## SET EXERCISE
Every line below is to be copied exactly, with the pictures left out.

## DATA SHOWN
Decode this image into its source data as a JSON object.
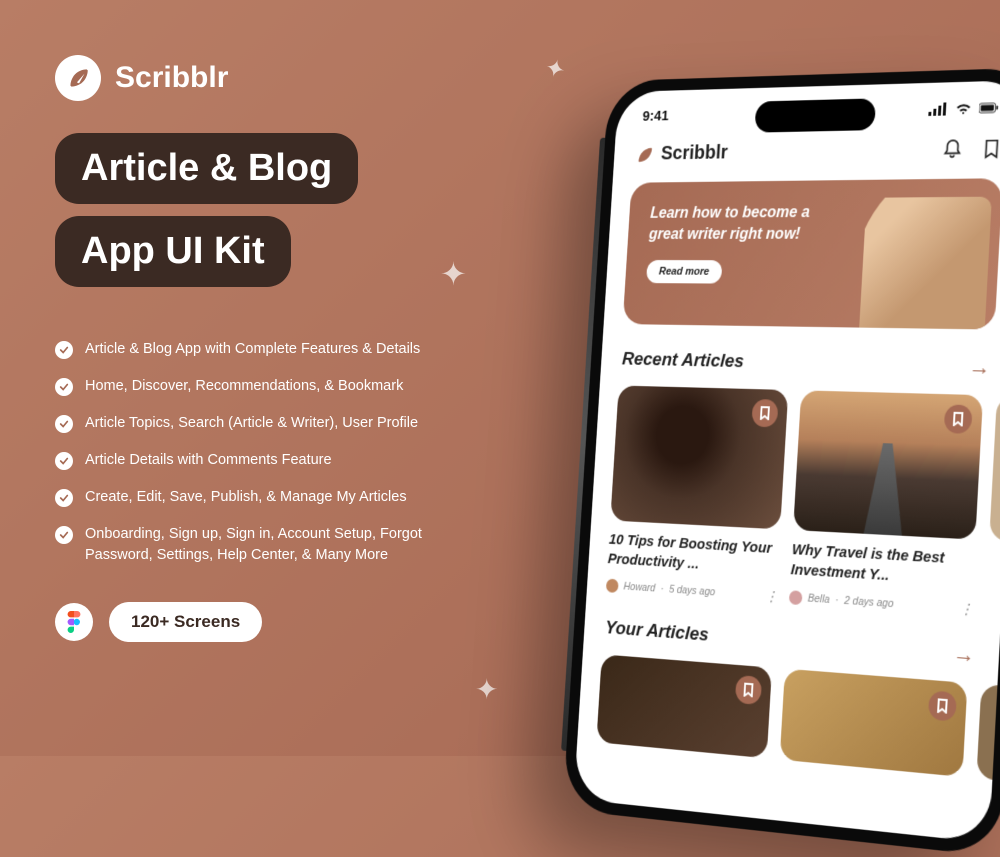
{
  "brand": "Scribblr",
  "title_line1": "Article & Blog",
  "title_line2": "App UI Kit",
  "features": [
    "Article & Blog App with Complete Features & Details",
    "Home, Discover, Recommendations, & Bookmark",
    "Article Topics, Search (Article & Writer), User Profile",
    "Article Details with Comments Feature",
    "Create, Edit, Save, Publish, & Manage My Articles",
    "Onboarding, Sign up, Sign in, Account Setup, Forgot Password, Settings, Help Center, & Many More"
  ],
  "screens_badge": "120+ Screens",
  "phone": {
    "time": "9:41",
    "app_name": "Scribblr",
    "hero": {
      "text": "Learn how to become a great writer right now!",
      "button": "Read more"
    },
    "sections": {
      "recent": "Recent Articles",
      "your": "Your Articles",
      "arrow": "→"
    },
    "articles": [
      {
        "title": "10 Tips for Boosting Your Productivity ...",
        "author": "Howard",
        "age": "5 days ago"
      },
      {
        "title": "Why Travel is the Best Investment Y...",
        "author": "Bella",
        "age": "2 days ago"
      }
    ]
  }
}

## PROBLEM SOLUTION
Decode this image into its source data as a JSON object.
{
  "brand": "Scribblr",
  "title_line1": "Article & Blog",
  "title_line2": "App UI Kit",
  "features": [
    "Article & Blog App with Complete Features & Details",
    "Home, Discover, Recommendations, & Bookmark",
    "Article Topics, Search (Article & Writer), User Profile",
    "Article Details with Comments Feature",
    "Create, Edit, Save, Publish, & Manage My Articles",
    "Onboarding, Sign up, Sign in, Account Setup, Forgot Password, Settings, Help Center, & Many More"
  ],
  "screens_badge": "120+ Screens",
  "phone": {
    "time": "9:41",
    "app_name": "Scribblr",
    "hero": {
      "text": "Learn how to become a great writer right now!",
      "button": "Read more"
    },
    "sections": {
      "recent": "Recent Articles",
      "your": "Your Articles",
      "arrow": "→"
    },
    "articles": [
      {
        "title": "10 Tips for Boosting Your Productivity ...",
        "author": "Howard",
        "age": "5 days ago"
      },
      {
        "title": "Why Travel is the Best Investment Y...",
        "author": "Bella",
        "age": "2 days ago"
      }
    ]
  }
}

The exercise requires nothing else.